RECORDS SHOWN ▸
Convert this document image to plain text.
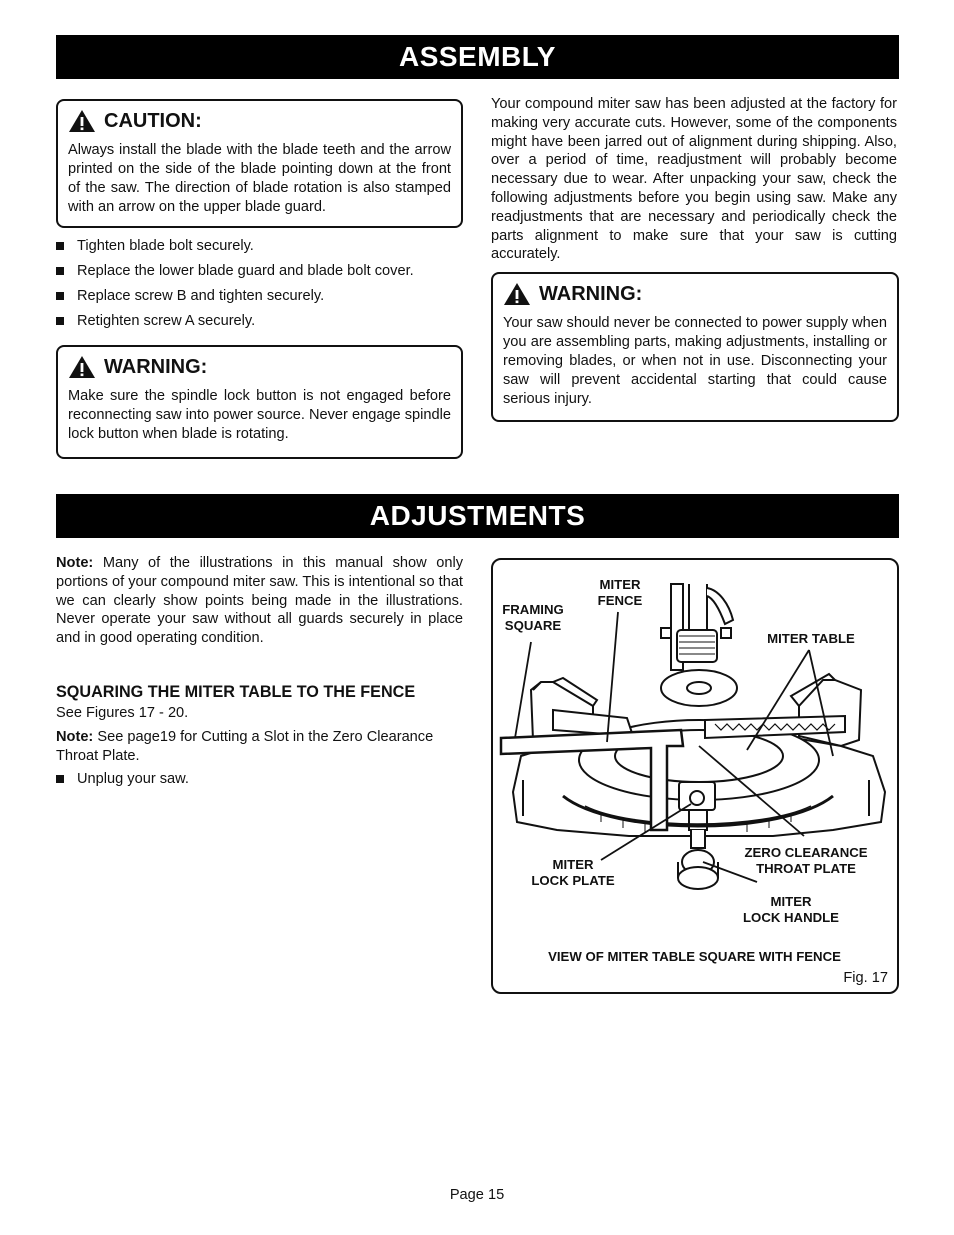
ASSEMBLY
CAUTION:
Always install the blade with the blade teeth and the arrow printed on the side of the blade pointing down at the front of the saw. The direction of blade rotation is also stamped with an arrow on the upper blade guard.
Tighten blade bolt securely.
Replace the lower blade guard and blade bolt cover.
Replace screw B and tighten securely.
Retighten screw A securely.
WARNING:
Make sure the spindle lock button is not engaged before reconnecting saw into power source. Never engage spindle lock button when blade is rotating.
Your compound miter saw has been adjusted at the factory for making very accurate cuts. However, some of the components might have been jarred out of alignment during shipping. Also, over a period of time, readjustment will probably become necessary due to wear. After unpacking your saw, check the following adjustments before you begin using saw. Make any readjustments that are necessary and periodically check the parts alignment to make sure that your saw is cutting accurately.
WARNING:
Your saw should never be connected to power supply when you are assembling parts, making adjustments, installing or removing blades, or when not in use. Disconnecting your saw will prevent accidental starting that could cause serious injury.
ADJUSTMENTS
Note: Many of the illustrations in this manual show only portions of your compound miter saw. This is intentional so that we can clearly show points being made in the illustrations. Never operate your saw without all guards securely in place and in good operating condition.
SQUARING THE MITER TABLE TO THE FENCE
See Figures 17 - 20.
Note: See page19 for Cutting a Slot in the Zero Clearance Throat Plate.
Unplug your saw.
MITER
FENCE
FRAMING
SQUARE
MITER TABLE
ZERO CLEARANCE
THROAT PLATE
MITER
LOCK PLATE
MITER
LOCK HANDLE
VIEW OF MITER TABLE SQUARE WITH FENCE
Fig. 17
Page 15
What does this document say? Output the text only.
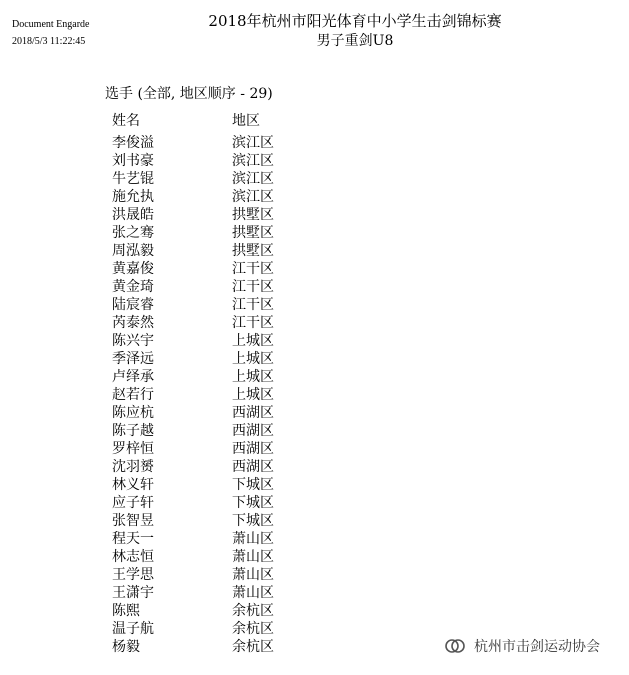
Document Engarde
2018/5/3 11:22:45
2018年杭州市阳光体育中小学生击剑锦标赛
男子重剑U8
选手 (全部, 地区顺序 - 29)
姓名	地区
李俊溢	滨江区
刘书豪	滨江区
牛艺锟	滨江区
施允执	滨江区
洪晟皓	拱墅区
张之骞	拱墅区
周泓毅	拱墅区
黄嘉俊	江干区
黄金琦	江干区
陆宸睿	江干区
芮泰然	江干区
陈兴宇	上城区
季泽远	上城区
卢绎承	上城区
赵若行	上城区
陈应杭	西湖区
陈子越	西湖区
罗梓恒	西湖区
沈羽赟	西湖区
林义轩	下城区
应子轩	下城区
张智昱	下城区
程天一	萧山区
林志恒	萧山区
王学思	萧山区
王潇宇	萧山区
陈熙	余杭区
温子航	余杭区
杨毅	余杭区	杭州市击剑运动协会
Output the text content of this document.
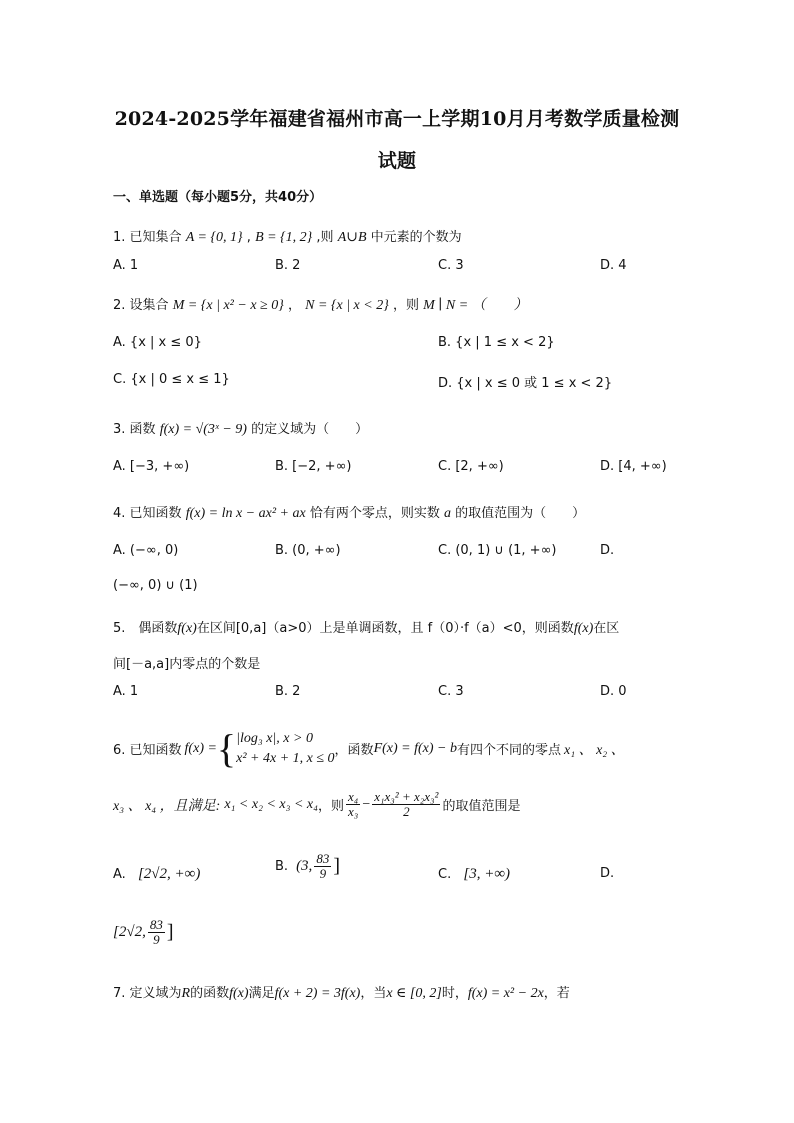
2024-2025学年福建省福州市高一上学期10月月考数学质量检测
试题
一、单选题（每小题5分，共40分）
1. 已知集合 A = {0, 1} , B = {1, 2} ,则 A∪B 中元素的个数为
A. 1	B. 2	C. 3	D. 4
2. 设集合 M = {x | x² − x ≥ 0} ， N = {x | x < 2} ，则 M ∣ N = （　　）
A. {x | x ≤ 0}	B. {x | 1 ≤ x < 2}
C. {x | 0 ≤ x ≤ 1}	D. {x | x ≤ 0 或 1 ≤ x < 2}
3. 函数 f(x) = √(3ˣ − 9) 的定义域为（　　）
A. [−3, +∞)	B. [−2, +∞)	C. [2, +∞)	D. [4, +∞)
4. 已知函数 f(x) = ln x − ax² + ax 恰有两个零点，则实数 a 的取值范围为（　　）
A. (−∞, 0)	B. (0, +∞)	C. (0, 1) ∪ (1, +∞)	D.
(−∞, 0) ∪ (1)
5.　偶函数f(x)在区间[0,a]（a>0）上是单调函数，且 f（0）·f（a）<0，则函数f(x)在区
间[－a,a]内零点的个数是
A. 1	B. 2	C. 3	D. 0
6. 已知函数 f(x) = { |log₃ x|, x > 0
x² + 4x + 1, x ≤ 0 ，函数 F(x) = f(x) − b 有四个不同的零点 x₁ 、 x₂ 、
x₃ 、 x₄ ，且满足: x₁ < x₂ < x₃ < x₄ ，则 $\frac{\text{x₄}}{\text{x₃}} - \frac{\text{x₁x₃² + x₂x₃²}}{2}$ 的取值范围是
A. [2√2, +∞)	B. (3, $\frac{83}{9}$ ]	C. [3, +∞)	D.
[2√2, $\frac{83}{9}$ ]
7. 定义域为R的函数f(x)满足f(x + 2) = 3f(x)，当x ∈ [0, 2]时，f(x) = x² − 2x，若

TO BE DONE ▸ Take the listing and print it again exactly, but without any pictures.

RESULT ▸
Convert this document image to plain text.
ASSEMBLY
CAUTION:
Always install the blade with the blade teeth and the arrow printed on the side of the blade pointing down at the front of the saw. The direction of blade rotation is also stamped with an arrow on the upper blade guard.
Tighten blade bolt securely.
Replace the lower blade guard and blade bolt cover.
Replace screw B and tighten securely.
Retighten screw A securely.
WARNING:
Make sure the spindle lock button is not engaged before reconnecting saw into power source. Never engage spindle lock button when blade is rotating.
Your compound miter saw has been adjusted at the factory for making very accurate cuts. However, some of the components might have been jarred out of alignment during shipping. Also, over a period of time, readjustment will probably become necessary due to wear. After unpacking your saw, check the following adjustments before you begin using saw. Make any readjustments that are necessary and periodically check the parts alignment to make sure that your saw is cutting accurately.
WARNING:
Your saw should never be connected to power supply when you are assembling parts, making adjustments, installing or removing blades, or when not in use. Disconnecting your saw will prevent accidental starting that could cause serious injury.
ADJUSTMENTS
Note: Many of the illustrations in this manual show only portions of your compound miter saw. This is intentional so that we can clearly show points being made in the illustrations. Never operate your saw without all guards securely in place and in good operating condition.
SQUARING THE MITER TABLE TO THE FENCE
See Figures 17 - 20.
Note: See page19 for Cutting a Slot in the Zero Clearance Throat Plate.
Unplug your saw.
MITER
FENCE
FRAMING
SQUARE
MITER TABLE
ZERO CLEARANCE
THROAT PLATE
MITER
LOCK PLATE
MITER
LOCK HANDLE
VIEW OF MITER TABLE SQUARE WITH FENCE
Fig. 17
Page 15
What does this document say? Output the text only.
Document Engarde
2018/5/3 11:22:45
2018年杭州市阳光体育中小学生击剑锦标赛
男子重剑U8
选手 (全部, 地区顺序 - 29)
姓名	地区
李俊溢	滨江区
刘书豪	滨江区
牛艺锟	滨江区
施允执	滨江区
洪晟皓	拱墅区
张之骞	拱墅区
周泓毅	拱墅区
黄嘉俊	江干区
黄金琦	江干区
陆宸睿	江干区
芮泰然	江干区
陈兴宇	上城区
季泽远	上城区
卢绎承	上城区
赵若行	上城区
陈应杭	西湖区
陈子越	西湖区
罗梓恒	西湖区
沈羽赟	西湖区
林义轩	下城区
应子轩	下城区
张智昱	下城区
程天一	萧山区
林志恒	萧山区
王学思	萧山区
王潇宇	萧山区
陈熙	余杭区
温子航	余杭区
杨毅	余杭区	杭州市击剑运动协会
Output the text content of this document.
2024-2025学年福建省福州市高一上学期10月月考数学质量检测
试题
一、单选题（每小题5分，共40分）
1. 已知集合 A = {0, 1} , B = {1, 2} ,则 A∪B 中元素的个数为
A. 1	B. 2	C. 3	D. 4
2. 设集合 M = {x | x² − x ≥ 0} ， N = {x | x < 2} ，则 M ∣ N = （　　）
A. {x | x ≤ 0}	B. {x | 1 ≤ x < 2}
C. {x | 0 ≤ x ≤ 1}	D. {x | x ≤ 0 或 1 ≤ x < 2}
3. 函数 f(x) = √(3ˣ − 9) 的定义域为（　　）
A. [−3, +∞)	B. [−2, +∞)	C. [2, +∞)	D. [4, +∞)
4. 已知函数 f(x) = ln x − ax² + ax 恰有两个零点，则实数 a 的取值范围为（　　）
A. (−∞, 0)	B. (0, +∞)	C. (0, 1) ∪ (1, +∞)	D.
(−∞, 0) ∪ (1)
5.　偶函数f(x)在区间[0,a]（a>0）上是单调函数，且 f（0）·f（a）<0，则函数f(x)在区
间[－a,a]内零点的个数是
A. 1	B. 2	C. 3	D. 0
6. 已知函数 f(x) = { |log₃ x|, x > 0
x² + 4x + 1, x ≤ 0 ，函数 F(x) = f(x) − b 有四个不同的零点 x₁ 、 x₂ 、
x₃ 、 x₄ ，且满足: x₁ < x₂ < x₃ < x₄ ，则 $\frac{\text{x₄}}{\text{x₃}} - \frac{\text{x₁x₃² + x₂x₃²}}{2}$ 的取值范围是
A. [2√2, +∞)	B. (3, $\frac{83}{9}$ ]	C. [3, +∞)	D.
[2√2, $\frac{83}{9}$ ]
7. 定义域为R的函数f(x)满足f(x + 2) = 3f(x)，当x ∈ [0, 2]时，f(x) = x² − 2x，若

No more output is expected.